SHORT PROBLEM
From the material below, list every line containing "التخابر".

— BEGIN EXERCISE DATA —

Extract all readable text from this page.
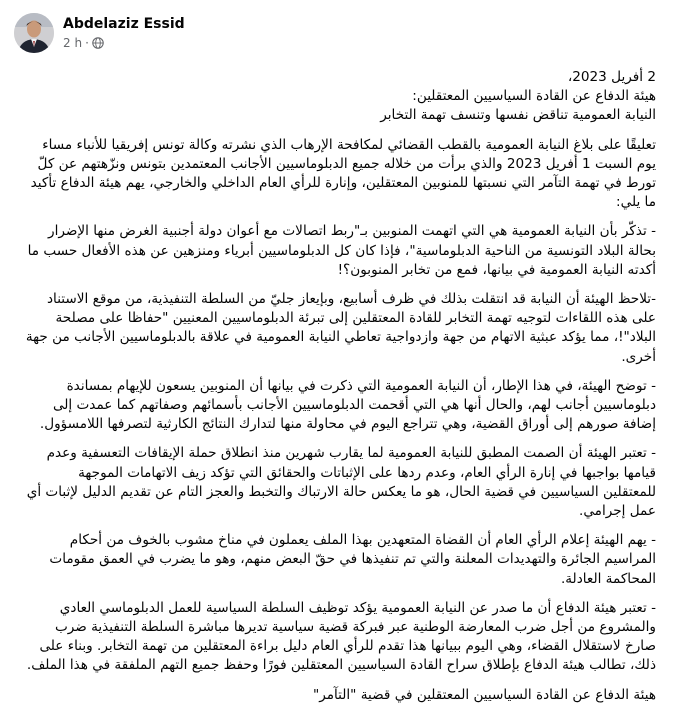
Abdelaziz Essid
2 h ·

2 أفريل 2023،

هيئة الدفاع عن القادة السياسيين المعتقلين:

النيابة العمومية تناقض نفسها وتنسف تهمة التخابر

تعليقًا على بلاغ النيابة العمومية بالقطب القضائي لمكافحة الإرهاب الذي نشرته وكالة تونس إفريقيا للأنباء مساء يوم السبت 1 أفريل 2023 والذي برأت من خلاله جميع الدبلوماسيين الأجانب المعتمدين بتونس ونزّهتهم عن كلّ تورط في تهمة التآمر التي نسبتها للمنوبين المعتقلين، وإنارة للرأي العام الداخلي والخارجي، يهم هيئة الدفاع تأكيد ما يلي:

- تذكّر بأن النيابة العمومية هي التي اتهمت المنوبين بـ"ربط اتصالات مع أعوان دولة أجنبية الغرض منها الإضرار بحالة البلاد التونسية من الناحية الدبلوماسية"، فإذا كان كل الدبلوماسيين أبرياء ومنزهين عن هذه الأفعال حسب ما أكدته النيابة العمومية في بيانها، فمع من تخابر المنوبون؟!

-تلاحظ الهيئة أن النيابة قد انتقلت بذلك في ظرف أسابيع، وبإيعاز جليّ من السلطة التنفيذية، من موقع الاستناد على هذه اللقاءات لتوجيه تهمة التخابر للقادة المعتقلين إلى تبرئة الدبلوماسيين المعنيين "حفاظا على مصلحة البلاد"!، مما يؤكد عبثية الاتهام من جهة وازدواجية تعاطي النيابة العمومية في علاقة بالدبلوماسيين الأجانب من جهة أخرى.

- توضح الهيئة، في هذا الإطار، أن النيابة العمومية التي ذكرت في بيانها أن المنوبين يسعون للإيهام بمساندة دبلوماسيين أجانب لهم، والحال أنها هي التي أقحمت الدبلوماسيين الأجانب بأسمائهم وصفاتهم كما عمدت إلى إضافة صورهم إلى أوراق القضية، وهي تتراجع اليوم في محاولة منها لتدارك النتائج الكارثية لتصرفها اللامسؤول.

- تعتبر الهيئة أن الصمت المطبق للنيابة العمومية لما يقارب شهرين منذ انطلاق حملة الإيقافات التعسفية وعدم قيامها بواجبها في إنارة الرأي العام، وعدم ردها على الإثباتات والحقائق التي تؤكد زيف الاتهامات الموجهة للمعتقلين السياسيين في قضية الحال، هو ما يعكس حالة الارتباك والتخبط والعجز التام عن تقديم الدليل لإثبات أي عمل إجرامي.

- يهم الهيئة إعلام الرأي العام أن القضاة المتعهدين بهذا الملف يعملون في مناخ مشوب بالخوف من أحكام المراسيم الجائرة والتهديدات المعلنة والتي تم تنفيذها في حقّ البعض منهم، وهو ما يضرب في العمق مقومات المحاكمة العادلة.

- تعتبر هيئة الدفاع أن ما صدر عن النيابة العمومية يؤكد توظيف السلطة السياسية للعمل الدبلوماسي العادي والمشروع من أجل ضرب المعارضة الوطنية عبر فبركة قضية سياسية تديرها مباشرة السلطة التنفيذية ضرب صارخ لاستقلال القضاء، وهي اليوم ببيانها هذا تقدم للرأي العام دليل براءة المعتقلين من تهمة التخابر. وبناء على ذلك، تطالب هيئة الدفاع بإطلاق سراح القادة السياسيين المعتقلين فورًا وحفظ جميع التهم الملفقة في هذا الملف.

هيئة الدفاع عن القادة السياسيين المعتقلين في قضية "التآمر"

— END EXERCISE DATA —

OUTPUT FOR THIS TASK
النيابة العمومية تناقض نفسها وتنسف تهمة التخابر
-تلاحظ الهيئة أن النيابة قد انتقلت بذلك في ظرف أسابيع، وبإيعاز جليّ من السلطة التنفيذية، من موقع الاستناد على هذه اللقاءات لتوجيه تهمة التخابر للقادة المعتقلين إلى تبرئة الدبلوماسيين المعنيين "حفاظا على مصلحة البلاد"!، مما يؤكد عبثية الاتهام من جهة وازدواجية تعاطي النيابة العمومية في علاقة بالدبلوماسيين الأجانب من جهة أخرى.
- تعتبر هيئة الدفاع أن ما صدر عن النيابة العمومية يؤكد توظيف السلطة السياسية للعمل الدبلوماسي العادي والمشروع من أجل ضرب المعارضة الوطنية عبر فبركة قضية سياسية تديرها مباشرة السلطة التنفيذية ضرب صارخ لاستقلال القضاء، وهي اليوم ببيانها هذا تقدم للرأي العام دليل براءة المعتقلين من تهمة التخابر. وبناء على ذلك، تطالب هيئة الدفاع بإطلاق سراح القادة السياسيين المعتقلين فورًا وحفظ جميع التهم الملفقة في هذا الملف.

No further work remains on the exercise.